= EXERCISE BRIEF =
Without altering anything, output the material below.

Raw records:
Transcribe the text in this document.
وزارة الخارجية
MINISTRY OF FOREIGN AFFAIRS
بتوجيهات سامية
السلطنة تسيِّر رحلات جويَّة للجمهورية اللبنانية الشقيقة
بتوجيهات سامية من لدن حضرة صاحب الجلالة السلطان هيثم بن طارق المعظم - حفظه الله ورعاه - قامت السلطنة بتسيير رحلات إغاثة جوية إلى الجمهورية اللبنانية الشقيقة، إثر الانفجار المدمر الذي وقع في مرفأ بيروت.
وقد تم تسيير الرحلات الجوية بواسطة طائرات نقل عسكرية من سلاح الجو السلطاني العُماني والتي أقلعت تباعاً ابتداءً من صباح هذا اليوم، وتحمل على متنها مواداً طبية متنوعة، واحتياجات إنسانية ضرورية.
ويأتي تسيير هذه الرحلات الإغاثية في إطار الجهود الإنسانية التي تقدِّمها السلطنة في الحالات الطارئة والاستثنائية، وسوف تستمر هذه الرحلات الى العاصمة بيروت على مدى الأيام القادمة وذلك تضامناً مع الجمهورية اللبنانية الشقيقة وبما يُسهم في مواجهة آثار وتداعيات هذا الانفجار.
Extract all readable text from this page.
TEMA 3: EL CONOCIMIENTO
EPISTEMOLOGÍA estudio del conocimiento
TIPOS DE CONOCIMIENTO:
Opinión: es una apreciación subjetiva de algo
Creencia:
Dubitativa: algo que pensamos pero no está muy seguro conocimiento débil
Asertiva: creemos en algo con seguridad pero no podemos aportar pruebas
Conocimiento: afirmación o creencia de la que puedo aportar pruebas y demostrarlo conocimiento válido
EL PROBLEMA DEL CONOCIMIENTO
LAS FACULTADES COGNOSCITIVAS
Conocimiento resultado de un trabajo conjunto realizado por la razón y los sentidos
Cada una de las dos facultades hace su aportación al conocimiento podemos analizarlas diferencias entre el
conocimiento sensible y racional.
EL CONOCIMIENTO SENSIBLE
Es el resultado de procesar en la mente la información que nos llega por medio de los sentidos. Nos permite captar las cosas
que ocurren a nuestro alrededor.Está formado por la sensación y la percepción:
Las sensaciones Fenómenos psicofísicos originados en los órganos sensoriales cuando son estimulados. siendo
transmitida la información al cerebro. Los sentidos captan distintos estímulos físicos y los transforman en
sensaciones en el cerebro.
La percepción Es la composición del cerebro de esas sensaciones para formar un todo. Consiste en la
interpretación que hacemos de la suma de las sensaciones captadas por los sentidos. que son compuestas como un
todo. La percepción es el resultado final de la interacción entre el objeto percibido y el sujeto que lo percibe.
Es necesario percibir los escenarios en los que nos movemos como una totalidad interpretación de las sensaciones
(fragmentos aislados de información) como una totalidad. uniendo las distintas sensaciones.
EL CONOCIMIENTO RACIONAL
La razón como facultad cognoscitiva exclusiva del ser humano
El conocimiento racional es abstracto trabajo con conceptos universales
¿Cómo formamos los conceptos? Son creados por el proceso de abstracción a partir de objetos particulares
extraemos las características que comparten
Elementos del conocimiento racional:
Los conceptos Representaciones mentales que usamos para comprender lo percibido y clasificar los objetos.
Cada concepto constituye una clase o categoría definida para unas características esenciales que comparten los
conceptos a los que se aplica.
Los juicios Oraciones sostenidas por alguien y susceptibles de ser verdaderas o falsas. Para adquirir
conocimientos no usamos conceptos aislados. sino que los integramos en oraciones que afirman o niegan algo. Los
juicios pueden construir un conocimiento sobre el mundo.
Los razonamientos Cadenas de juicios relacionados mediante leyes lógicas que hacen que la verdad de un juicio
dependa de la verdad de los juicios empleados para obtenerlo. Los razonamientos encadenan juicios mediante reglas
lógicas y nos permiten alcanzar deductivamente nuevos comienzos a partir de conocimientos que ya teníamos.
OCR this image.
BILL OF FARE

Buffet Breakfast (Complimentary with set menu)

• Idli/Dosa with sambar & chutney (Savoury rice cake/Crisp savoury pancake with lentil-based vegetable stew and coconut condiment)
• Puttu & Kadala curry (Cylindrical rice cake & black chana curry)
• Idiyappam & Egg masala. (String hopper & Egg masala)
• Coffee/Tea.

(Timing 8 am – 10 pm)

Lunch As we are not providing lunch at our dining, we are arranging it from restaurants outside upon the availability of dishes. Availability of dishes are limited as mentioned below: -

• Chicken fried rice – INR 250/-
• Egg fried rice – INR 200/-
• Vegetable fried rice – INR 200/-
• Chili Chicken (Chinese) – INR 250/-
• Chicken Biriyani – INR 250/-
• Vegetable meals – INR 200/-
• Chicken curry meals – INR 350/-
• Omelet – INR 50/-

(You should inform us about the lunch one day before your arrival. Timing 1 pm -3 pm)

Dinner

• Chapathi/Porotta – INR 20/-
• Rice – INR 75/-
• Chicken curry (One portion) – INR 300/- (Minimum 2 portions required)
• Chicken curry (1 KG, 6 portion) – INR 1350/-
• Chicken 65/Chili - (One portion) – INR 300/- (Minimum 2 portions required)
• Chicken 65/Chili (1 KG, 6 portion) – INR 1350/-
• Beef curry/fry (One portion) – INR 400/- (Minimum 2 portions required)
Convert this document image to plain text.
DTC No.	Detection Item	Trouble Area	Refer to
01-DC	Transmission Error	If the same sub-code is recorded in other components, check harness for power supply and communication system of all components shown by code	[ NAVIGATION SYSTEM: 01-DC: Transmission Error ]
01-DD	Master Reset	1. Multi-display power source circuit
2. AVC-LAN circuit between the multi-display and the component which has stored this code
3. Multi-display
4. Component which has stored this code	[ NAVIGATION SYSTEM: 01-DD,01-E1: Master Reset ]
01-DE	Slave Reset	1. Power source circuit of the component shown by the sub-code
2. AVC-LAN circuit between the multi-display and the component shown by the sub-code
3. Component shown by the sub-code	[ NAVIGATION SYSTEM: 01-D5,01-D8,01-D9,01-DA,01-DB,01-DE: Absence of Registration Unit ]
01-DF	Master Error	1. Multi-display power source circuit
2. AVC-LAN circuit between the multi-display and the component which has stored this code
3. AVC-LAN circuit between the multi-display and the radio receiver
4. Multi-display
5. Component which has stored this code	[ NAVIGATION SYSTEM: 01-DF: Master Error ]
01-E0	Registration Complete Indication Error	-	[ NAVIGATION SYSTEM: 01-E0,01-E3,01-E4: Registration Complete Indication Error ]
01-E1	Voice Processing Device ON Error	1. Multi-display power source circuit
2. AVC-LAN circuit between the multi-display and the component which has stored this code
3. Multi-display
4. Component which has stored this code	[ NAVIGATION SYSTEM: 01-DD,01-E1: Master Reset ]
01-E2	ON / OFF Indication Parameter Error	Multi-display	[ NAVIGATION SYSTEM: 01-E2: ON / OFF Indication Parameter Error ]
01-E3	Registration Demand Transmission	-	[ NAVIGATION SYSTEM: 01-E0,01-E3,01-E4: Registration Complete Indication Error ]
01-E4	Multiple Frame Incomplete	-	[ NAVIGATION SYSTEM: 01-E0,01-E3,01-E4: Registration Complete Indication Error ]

= RESPONSE =
Transcribe the text in this document.
وزارة الخارجية
MINISTRY OF FOREIGN AFFAIRS
بتوجيهات سامية
السلطنة تسيِّر رحلات جويَّة للجمهورية اللبنانية الشقيقة
بتوجيهات سامية من لدن حضرة صاحب الجلالة السلطان هيثم بن طارق المعظم - حفظه الله ورعاه - قامت السلطنة بتسيير رحلات إغاثة جوية إلى الجمهورية اللبنانية الشقيقة، إثر الانفجار المدمر الذي وقع في مرفأ بيروت.
وقد تم تسيير الرحلات الجوية بواسطة طائرات نقل عسكرية من سلاح الجو السلطاني العُماني والتي أقلعت تباعاً ابتداءً من صباح هذا اليوم، وتحمل على متنها مواداً طبية متنوعة، واحتياجات إنسانية ضرورية.
ويأتي تسيير هذه الرحلات الإغاثية في إطار الجهود الإنسانية التي تقدِّمها السلطنة في الحالات الطارئة والاستثنائية، وسوف تستمر هذه الرحلات الى العاصمة بيروت على مدى الأيام القادمة وذلك تضامناً مع الجمهورية اللبنانية الشقيقة وبما يُسهم في مواجهة آثار وتداعيات هذا الانفجار.
Extract all readable text from this page.
TEMA 3: EL CONOCIMIENTO
EPISTEMOLOGÍA estudio del conocimiento
TIPOS DE CONOCIMIENTO:
Opinión: es una apreciación subjetiva de algo
Creencia:
Dubitativa: algo que pensamos pero no está muy seguro conocimiento débil
Asertiva: creemos en algo con seguridad pero no podemos aportar pruebas
Conocimiento: afirmación o creencia de la que puedo aportar pruebas y demostrarlo conocimiento válido
EL PROBLEMA DEL CONOCIMIENTO
LAS FACULTADES COGNOSCITIVAS
Conocimiento resultado de un trabajo conjunto realizado por la razón y los sentidos
Cada una de las dos facultades hace su aportación al conocimiento podemos analizarlas diferencias entre el
conocimiento sensible y racional.
EL CONOCIMIENTO SENSIBLE
Es el resultado de procesar en la mente la información que nos llega por medio de los sentidos. Nos permite captar las cosas
que ocurren a nuestro alrededor.Está formado por la sensación y la percepción:
Las sensaciones Fenómenos psicofísicos originados en los órganos sensoriales cuando son estimulados. siendo
transmitida la información al cerebro. Los sentidos captan distintos estímulos físicos y los transforman en
sensaciones en el cerebro.
La percepción Es la composición del cerebro de esas sensaciones para formar un todo. Consiste en la
interpretación que hacemos de la suma de las sensaciones captadas por los sentidos. que son compuestas como un
todo. La percepción es el resultado final de la interacción entre el objeto percibido y el sujeto que lo percibe.
Es necesario percibir los escenarios en los que nos movemos como una totalidad interpretación de las sensaciones
(fragmentos aislados de información) como una totalidad. uniendo las distintas sensaciones.
EL CONOCIMIENTO RACIONAL
La razón como facultad cognoscitiva exclusiva del ser humano
El conocimiento racional es abstracto trabajo con conceptos universales
¿Cómo formamos los conceptos? Son creados por el proceso de abstracción a partir de objetos particulares
extraemos las características que comparten
Elementos del conocimiento racional:
Los conceptos Representaciones mentales que usamos para comprender lo percibido y clasificar los objetos.
Cada concepto constituye una clase o categoría definida para unas características esenciales que comparten los
conceptos a los que se aplica.
Los juicios Oraciones sostenidas por alguien y susceptibles de ser verdaderas o falsas. Para adquirir
conocimientos no usamos conceptos aislados. sino que los integramos en oraciones que afirman o niegan algo. Los
juicios pueden construir un conocimiento sobre el mundo.
Los razonamientos Cadenas de juicios relacionados mediante leyes lógicas que hacen que la verdad de un juicio
dependa de la verdad de los juicios empleados para obtenerlo. Los razonamientos encadenan juicios mediante reglas
lógicas y nos permiten alcanzar deductivamente nuevos comienzos a partir de conocimientos que ya teníamos.
OCR this image.
BILL OF FARE

Buffet Breakfast (Complimentary with set menu)

• Idli/Dosa with sambar & chutney (Savoury rice cake/Crisp savoury pancake with lentil-based vegetable stew and coconut condiment)
• Puttu & Kadala curry (Cylindrical rice cake & black chana curry)
• Idiyappam & Egg masala. (String hopper & Egg masala)
• Coffee/Tea.

(Timing 8 am – 10 pm)

Lunch As we are not providing lunch at our dining, we are arranging it from restaurants outside upon the availability of dishes. Availability of dishes are limited as mentioned below: -

• Chicken fried rice – INR 250/-
• Egg fried rice – INR 200/-
• Vegetable fried rice – INR 200/-
• Chili Chicken (Chinese) – INR 250/-
• Chicken Biriyani – INR 250/-
• Vegetable meals – INR 200/-
• Chicken curry meals – INR 350/-
• Omelet – INR 50/-

(You should inform us about the lunch one day before your arrival. Timing 1 pm -3 pm)

Dinner

• Chapathi/Porotta – INR 20/-
• Rice – INR 75/-
• Chicken curry (One portion) – INR 300/- (Minimum 2 portions required)
• Chicken curry (1 KG, 6 portion) – INR 1350/-
• Chicken 65/Chili - (One portion) – INR 300/- (Minimum 2 portions required)
• Chicken 65/Chili (1 KG, 6 portion) – INR 1350/-
• Beef curry/fry (One portion) – INR 400/- (Minimum 2 portions required)
Convert this document image to plain text.
DTC No.	Detection Item	Trouble Area	Refer to
01-DC	Transmission Error	If the same sub-code is recorded in other components, check harness for power supply and communication system of all components shown by code	[ NAVIGATION SYSTEM: 01-DC: Transmission Error ]
01-DD	Master Reset	1. Multi-display power source circuit
2. AVC-LAN circuit between the multi-display and the component which has stored this code
3. Multi-display
4. Component which has stored this code	[ NAVIGATION SYSTEM: 01-DD,01-E1: Master Reset ]
01-DE	Slave Reset	1. Power source circuit of the component shown by the sub-code
2. AVC-LAN circuit between the multi-display and the component shown by the sub-code
3. Component shown by the sub-code	[ NAVIGATION SYSTEM: 01-D5,01-D8,01-D9,01-DA,01-DB,01-DE: Absence of Registration Unit ]
01-DF	Master Error	1. Multi-display power source circuit
2. AVC-LAN circuit between the multi-display and the component which has stored this code
3. AVC-LAN circuit between the multi-display and the radio receiver
4. Multi-display
5. Component which has stored this code	[ NAVIGATION SYSTEM: 01-DF: Master Error ]
01-E0	Registration Complete Indication Error	-	[ NAVIGATION SYSTEM: 01-E0,01-E3,01-E4: Registration Complete Indication Error ]
01-E1	Voice Processing Device ON Error	1. Multi-display power source circuit
2. AVC-LAN circuit between the multi-display and the component which has stored this code
3. Multi-display
4. Component which has stored this code	[ NAVIGATION SYSTEM: 01-DD,01-E1: Master Reset ]
01-E2	ON / OFF Indication Parameter Error	Multi-display	[ NAVIGATION SYSTEM: 01-E2: ON / OFF Indication Parameter Error ]
01-E3	Registration Demand Transmission	-	[ NAVIGATION SYSTEM: 01-E0,01-E3,01-E4: Registration Complete Indication Error ]
01-E4	Multiple Frame Incomplete	-	[ NAVIGATION SYSTEM: 01-E0,01-E3,01-E4: Registration Complete Indication Error ]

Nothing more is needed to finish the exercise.